Rewrite the section of the Powerflex 70 thread that starts with "FWIW, the motor" and finishes with "scratching my head.", changing every "encoder" to "feedback device".

##### Extract #####

# Strange issues with a Powerflex 70



## mikey383 (May 21, 2012)

Long story kinda short, our customer has been having issues with a filler pump's drive faulting out during CIP. Powerflex 70, 7.5hp, 11A drive. The problem then migrated its way into production. They ordered a new drive, motor and gearbox, and decided to change them all. The new motor is a 480V, 7.5HP, 9.3FLA, 9 lead motor, same as the old motor. I did not wire the new motor, one of their maintenance guys did, and he also wired the drive. 

This is where I come in. I verified all the settings of the old drive were copied to the HIM, then imported to the new drive, and verified it was wired correctly. 

So we go to start up the machine, the drive is running fine at 13Hz, 5.8A, but the motor is running backwards. I change the rotation by swapping motor leads on the output of the drive, and it goes into "current limit" at 0Hz, 10.5A. Swap them back, and the drive runs fine, but still backwards. Swap them at the disconnect, and it goes in to current limit mode again. So I swapped them back. Checked continuity between legs on the motor, everything looks like it should. 

I then put the drive into reverse, and everything runs fine. The motor is going in the right direction and they now have product flow. The drive shows 13Hz, 5.8A. Stop the motor, swap leads, and put the drive in forward....current limit, same as before. Swap them back, put the drive in reverse, and it runs fine. The customer said since it was running, to just leave it be for the time being. 

FWIW, the motor has an encoder tied into the drive, which from what I've gathered, only transmits the pump RPM to the filler HMI via ethernet comm module. I played around with the encoder wiring, and get the same result no matter what I do. Since the motor is running fine when the drive is either in forward or reverse with the way it's currently wired, I don't believe this to be an encoder issue.

Any ideas? I walked away after a 14 hour day just scratching my head.


----------



## JRaef (Mar 23, 2009)

##### Material provided #####

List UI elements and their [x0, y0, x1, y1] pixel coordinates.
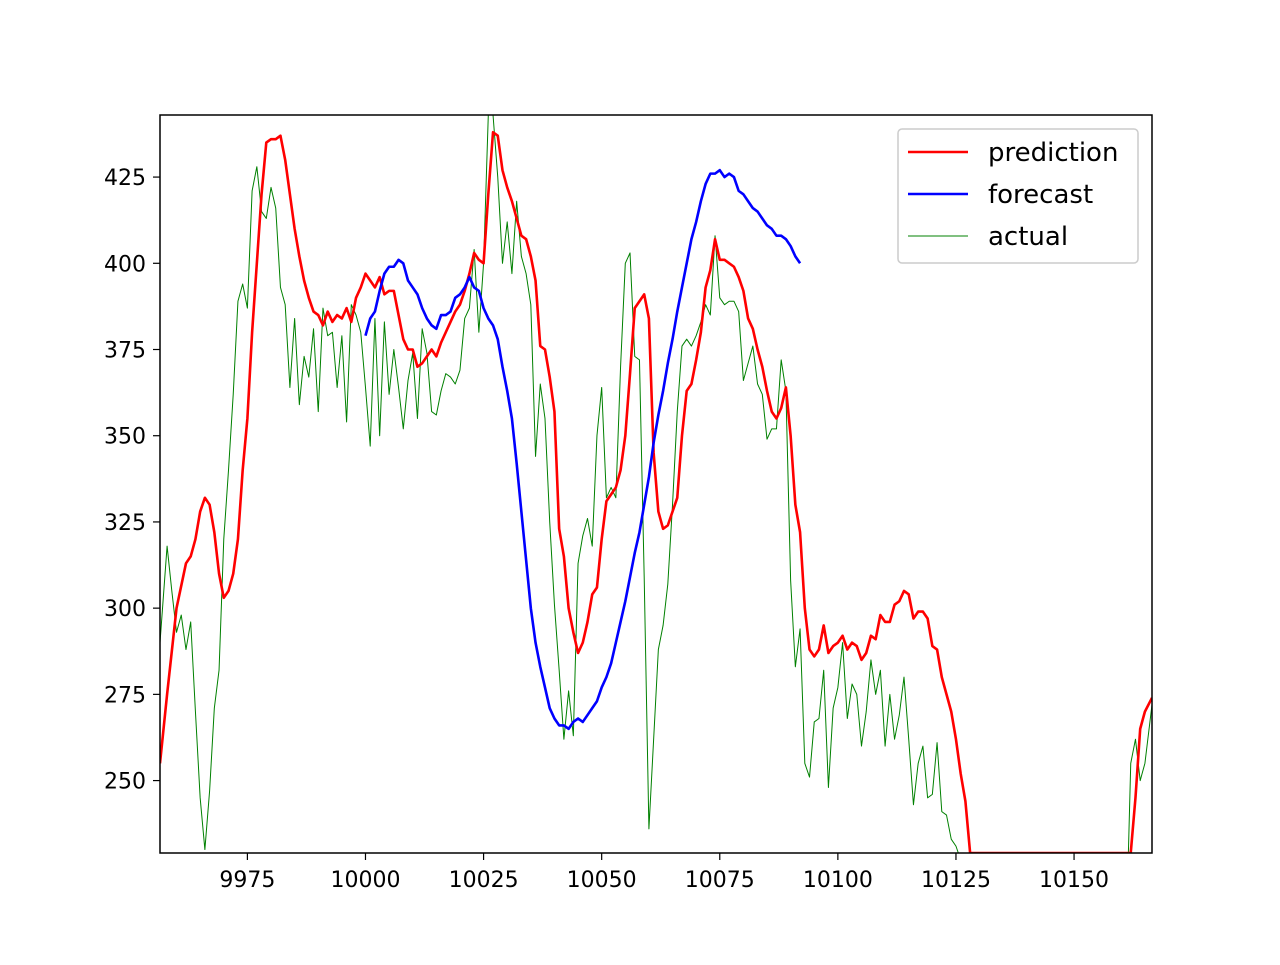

#####

Worked solution:
FWIW, the motor has an feedback device tied into the drive, which from what I've gathered, only transmits the pump RPM to the filler HMI via ethernet comm module. I played around with the feedback device wiring, and get the same result no matter what I do. Since the motor is running fine when the drive is either in forward or reverse with the way it's currently wired, I don't believe this to be an feedback device issue.

Any ideas? I walked away after a 14 hour day just scratching my head.